— Start DATA SUPPLIED —
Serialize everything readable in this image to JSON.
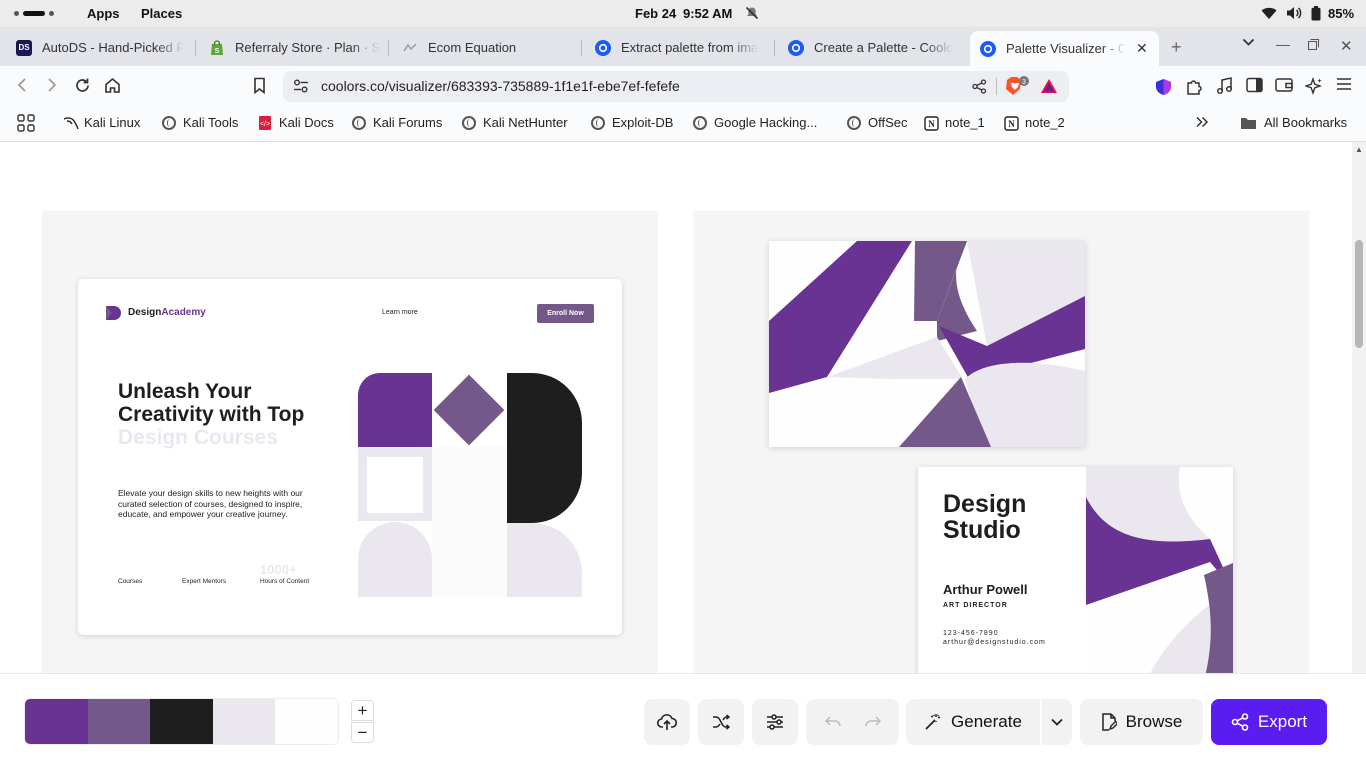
{
  "os": {
    "apps": "Apps",
    "places": "Places",
    "date": "Feb 24",
    "time": "9:52 AM",
    "battery": "85%"
  },
  "tabs": [
    {
      "label": "AutoDS - Hand-Picked F",
      "favicon": "DS"
    },
    {
      "label": "Referraly Store · Plan · S"
    },
    {
      "label": "Ecom Equation"
    },
    {
      "label": "Extract palette from ima"
    },
    {
      "label": "Create a Palette - Coolo"
    },
    {
      "label": "Palette Visualizer - C"
    }
  ],
  "address": {
    "url": "coolors.co/visualizer/683393-735889-1f1e1f-ebe7ef-fefefe",
    "shields_count": "3"
  },
  "bookmarks": {
    "items": [
      "Kali Linux",
      "Kali Tools",
      "Kali Docs",
      "Kali Forums",
      "Kali NetHunter",
      "Exploit-DB",
      "Google Hacking...",
      "OffSec",
      "note_1",
      "note_2"
    ],
    "all": "All Bookmarks"
  },
  "landing": {
    "brand_prefix": "Design",
    "brand_accent": "Academy",
    "learn_more": "Learn more",
    "enroll": "Enroll Now",
    "headline_dark": "Unleash Your Creativity with Top",
    "headline_light": "Design Courses",
    "description": "Elevate your design skills to new heights with our curated selection of courses, designed to inspire, educate, and empower your creative journey.",
    "stats": [
      {
        "value": "",
        "label": "Courses"
      },
      {
        "value": "",
        "label": "Expert Mentors"
      },
      {
        "value": "1000+",
        "label": "Hours of Content"
      }
    ]
  },
  "business_card": {
    "title": "Design Studio",
    "name": "Arthur Powell",
    "role": "ART DIRECTOR",
    "phone": "123-456-7890",
    "email": "arthur@designstudio.com"
  },
  "palette": {
    "colors": [
      "#683393",
      "#735889",
      "#1f1e1f",
      "#ebe7ef",
      "#fefefe"
    ]
  },
  "actions": {
    "generate": "Generate",
    "browse": "Browse",
    "export": "Export",
    "zoom_in": "+",
    "zoom_out": "−"
  }
}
— End DATA SUPPLIED —
### STATED PROBLEM
Omit every picture, and otherwise quote the entries exactly.

### TASK RESPONSE
Serialize everything readable in this image to JSON.
{
  "os": {
    "apps": "Apps",
    "places": "Places",
    "date": "Feb 24",
    "time": "9:52 AM",
    "battery": "85%"
  },
  "tabs": [
    {
      "label": "AutoDS - Hand-Picked F",
      "favicon": "DS"
    },
    {
      "label": "Referraly Store · Plan · S"
    },
    {
      "label": "Ecom Equation"
    },
    {
      "label": "Extract palette from ima"
    },
    {
      "label": "Create a Palette - Coolo"
    },
    {
      "label": "Palette Visualizer - C"
    }
  ],
  "address": {
    "url": "coolors.co/visualizer/683393-735889-1f1e1f-ebe7ef-fefefe",
    "shields_count": "3"
  },
  "bookmarks": {
    "items": [
      "Kali Linux",
      "Kali Tools",
      "Kali Docs",
      "Kali Forums",
      "Kali NetHunter",
      "Exploit-DB",
      "Google Hacking...",
      "OffSec",
      "note_1",
      "note_2"
    ],
    "all": "All Bookmarks"
  },
  "landing": {
    "brand_prefix": "Design",
    "brand_accent": "Academy",
    "learn_more": "Learn more",
    "enroll": "Enroll Now",
    "headline_dark": "Unleash Your Creativity with Top",
    "headline_light": "Design Courses",
    "description": "Elevate your design skills to new heights with our curated selection of courses, designed to inspire, educate, and empower your creative journey.",
    "stats": [
      {
        "value": "",
        "label": "Courses"
      },
      {
        "value": "",
        "label": "Expert Mentors"
      },
      {
        "value": "1000+",
        "label": "Hours of Content"
      }
    ]
  },
  "business_card": {
    "title": "Design Studio",
    "name": "Arthur Powell",
    "role": "ART DIRECTOR",
    "phone": "123-456-7890",
    "email": "arthur@designstudio.com"
  },
  "palette": {
    "colors": [
      "#683393",
      "#735889",
      "#1f1e1f",
      "#ebe7ef",
      "#fefefe"
    ]
  },
  "actions": {
    "generate": "Generate",
    "browse": "Browse",
    "export": "Export",
    "zoom_in": "+",
    "zoom_out": "−"
  }
}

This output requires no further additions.